>>>
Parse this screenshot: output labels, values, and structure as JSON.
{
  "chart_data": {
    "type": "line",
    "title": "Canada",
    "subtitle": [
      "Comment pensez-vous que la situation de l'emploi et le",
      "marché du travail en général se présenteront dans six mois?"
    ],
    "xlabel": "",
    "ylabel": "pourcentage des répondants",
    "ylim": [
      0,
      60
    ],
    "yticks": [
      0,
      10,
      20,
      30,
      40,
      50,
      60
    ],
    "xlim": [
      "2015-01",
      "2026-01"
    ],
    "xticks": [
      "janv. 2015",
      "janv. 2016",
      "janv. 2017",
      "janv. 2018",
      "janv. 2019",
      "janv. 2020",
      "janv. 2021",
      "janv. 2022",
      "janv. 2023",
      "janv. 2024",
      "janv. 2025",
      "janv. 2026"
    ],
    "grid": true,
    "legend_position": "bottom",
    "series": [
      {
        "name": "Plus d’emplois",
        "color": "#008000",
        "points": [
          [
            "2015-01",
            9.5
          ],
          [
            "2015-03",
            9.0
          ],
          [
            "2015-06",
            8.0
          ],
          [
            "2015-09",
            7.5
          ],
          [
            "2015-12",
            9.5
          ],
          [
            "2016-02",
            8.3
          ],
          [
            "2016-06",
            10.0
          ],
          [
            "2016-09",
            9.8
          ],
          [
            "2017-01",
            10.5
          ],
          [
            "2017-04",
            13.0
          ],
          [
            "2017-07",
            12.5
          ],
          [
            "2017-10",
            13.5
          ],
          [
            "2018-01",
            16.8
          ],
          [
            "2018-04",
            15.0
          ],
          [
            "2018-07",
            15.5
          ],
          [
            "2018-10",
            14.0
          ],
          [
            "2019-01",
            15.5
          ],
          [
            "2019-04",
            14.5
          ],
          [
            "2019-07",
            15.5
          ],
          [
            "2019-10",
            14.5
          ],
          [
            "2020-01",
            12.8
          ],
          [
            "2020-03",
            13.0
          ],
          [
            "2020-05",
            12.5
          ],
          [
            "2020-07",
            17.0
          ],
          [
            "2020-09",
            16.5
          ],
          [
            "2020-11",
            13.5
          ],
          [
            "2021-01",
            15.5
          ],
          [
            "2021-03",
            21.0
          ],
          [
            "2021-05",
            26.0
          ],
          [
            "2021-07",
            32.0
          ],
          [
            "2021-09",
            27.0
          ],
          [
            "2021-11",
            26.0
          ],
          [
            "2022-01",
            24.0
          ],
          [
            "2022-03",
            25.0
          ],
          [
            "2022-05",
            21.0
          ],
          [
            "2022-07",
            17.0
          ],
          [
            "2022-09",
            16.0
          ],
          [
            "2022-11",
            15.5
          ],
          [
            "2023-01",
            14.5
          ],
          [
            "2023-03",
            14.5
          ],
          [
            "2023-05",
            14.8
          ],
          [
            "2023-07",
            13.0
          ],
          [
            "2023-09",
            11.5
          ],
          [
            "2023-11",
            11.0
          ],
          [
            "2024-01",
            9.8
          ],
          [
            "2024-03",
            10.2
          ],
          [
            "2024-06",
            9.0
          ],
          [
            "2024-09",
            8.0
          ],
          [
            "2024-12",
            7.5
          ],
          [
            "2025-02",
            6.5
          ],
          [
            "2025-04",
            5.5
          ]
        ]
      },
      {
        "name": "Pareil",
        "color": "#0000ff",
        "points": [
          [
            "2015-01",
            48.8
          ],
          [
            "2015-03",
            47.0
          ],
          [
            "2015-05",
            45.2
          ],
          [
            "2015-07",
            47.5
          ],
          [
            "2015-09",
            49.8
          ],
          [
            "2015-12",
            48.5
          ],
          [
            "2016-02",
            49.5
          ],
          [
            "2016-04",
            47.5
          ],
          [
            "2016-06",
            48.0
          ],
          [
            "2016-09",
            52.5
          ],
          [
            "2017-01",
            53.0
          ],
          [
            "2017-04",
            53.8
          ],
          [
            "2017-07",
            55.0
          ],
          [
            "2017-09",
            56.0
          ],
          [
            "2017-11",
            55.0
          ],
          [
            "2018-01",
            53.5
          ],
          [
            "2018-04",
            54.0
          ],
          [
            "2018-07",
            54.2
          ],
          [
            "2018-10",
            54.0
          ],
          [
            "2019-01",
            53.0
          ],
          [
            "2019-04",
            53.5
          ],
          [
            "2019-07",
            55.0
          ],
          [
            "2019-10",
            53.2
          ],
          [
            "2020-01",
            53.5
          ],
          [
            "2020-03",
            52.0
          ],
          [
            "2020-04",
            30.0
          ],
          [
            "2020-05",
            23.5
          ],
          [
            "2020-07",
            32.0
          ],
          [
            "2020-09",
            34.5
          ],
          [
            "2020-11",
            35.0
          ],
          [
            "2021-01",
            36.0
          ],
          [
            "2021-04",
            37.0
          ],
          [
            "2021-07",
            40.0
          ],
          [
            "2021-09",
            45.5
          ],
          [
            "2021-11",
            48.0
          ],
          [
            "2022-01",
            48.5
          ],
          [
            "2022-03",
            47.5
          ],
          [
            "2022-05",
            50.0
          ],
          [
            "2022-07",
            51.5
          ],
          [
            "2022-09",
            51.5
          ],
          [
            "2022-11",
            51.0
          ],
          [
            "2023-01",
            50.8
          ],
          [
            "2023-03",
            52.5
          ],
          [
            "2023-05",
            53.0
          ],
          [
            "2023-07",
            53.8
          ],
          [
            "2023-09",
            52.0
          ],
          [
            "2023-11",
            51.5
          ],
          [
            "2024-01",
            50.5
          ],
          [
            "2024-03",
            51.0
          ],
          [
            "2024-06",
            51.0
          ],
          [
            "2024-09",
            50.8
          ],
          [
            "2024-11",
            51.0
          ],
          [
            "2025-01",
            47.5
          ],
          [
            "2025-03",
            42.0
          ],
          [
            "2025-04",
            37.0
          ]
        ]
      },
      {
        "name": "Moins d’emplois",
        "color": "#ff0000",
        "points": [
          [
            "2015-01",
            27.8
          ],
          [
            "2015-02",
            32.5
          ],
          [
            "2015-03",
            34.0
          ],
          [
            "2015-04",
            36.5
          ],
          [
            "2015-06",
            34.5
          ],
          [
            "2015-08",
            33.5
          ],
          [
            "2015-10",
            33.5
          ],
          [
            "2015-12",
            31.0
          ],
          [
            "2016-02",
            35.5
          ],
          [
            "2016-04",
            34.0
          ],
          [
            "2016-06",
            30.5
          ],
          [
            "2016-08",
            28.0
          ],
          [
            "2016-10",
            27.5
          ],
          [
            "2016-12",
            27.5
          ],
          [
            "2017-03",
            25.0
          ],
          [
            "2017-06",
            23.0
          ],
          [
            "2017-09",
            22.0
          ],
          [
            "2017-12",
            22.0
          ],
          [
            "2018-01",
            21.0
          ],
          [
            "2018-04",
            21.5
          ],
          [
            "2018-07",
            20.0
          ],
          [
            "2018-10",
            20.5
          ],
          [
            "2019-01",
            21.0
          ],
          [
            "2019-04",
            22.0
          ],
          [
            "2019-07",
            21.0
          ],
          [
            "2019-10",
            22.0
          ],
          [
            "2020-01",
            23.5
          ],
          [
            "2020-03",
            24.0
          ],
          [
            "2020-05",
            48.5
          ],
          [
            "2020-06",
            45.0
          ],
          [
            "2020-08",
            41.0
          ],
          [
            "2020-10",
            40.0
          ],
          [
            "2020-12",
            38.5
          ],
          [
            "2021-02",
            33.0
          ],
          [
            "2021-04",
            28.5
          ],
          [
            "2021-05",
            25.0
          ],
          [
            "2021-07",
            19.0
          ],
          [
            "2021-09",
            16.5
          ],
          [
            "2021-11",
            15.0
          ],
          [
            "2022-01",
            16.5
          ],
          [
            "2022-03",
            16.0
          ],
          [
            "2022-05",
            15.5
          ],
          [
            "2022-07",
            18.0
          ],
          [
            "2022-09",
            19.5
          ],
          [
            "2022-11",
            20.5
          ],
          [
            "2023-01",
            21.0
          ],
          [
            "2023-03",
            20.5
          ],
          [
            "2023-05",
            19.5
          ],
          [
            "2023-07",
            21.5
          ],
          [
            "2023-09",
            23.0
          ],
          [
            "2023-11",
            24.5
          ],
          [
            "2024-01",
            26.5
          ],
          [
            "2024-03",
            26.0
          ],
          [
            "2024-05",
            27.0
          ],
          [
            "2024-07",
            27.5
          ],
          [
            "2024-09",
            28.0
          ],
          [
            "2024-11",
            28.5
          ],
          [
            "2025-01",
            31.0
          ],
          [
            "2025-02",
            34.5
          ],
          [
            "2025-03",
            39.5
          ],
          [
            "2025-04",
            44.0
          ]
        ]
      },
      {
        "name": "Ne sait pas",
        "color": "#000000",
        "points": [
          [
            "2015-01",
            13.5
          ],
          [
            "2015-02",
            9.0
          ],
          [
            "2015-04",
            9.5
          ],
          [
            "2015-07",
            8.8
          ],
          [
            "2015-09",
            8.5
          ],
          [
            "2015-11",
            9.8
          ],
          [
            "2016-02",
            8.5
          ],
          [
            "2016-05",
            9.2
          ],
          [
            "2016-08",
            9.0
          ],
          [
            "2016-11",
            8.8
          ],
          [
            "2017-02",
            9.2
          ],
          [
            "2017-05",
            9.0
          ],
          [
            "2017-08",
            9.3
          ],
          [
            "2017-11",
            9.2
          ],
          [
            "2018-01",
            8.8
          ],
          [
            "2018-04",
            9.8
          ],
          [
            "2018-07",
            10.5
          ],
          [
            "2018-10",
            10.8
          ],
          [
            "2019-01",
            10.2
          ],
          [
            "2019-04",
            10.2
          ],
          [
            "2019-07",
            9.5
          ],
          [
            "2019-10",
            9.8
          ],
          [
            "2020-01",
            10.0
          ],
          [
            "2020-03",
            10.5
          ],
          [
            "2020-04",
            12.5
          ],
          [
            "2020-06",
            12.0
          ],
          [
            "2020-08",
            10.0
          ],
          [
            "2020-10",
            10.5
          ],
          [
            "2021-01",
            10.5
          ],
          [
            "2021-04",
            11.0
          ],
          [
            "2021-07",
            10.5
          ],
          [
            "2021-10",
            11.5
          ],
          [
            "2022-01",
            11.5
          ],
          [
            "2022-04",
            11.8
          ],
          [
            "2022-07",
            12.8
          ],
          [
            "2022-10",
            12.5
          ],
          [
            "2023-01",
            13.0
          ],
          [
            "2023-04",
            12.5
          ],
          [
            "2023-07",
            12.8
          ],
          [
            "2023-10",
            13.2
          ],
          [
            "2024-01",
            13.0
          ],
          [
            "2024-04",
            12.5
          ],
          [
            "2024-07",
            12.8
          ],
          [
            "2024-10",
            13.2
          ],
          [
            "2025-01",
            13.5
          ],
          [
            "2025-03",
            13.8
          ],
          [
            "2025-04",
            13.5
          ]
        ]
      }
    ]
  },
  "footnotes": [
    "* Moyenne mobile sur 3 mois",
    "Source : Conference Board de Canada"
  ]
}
<<<
## Aim of the task:
Using the listing above, return all lines where the word "Canada" occurs.

## Reply:
    "title": "Canada",
    "Source : Conference Board de Canada"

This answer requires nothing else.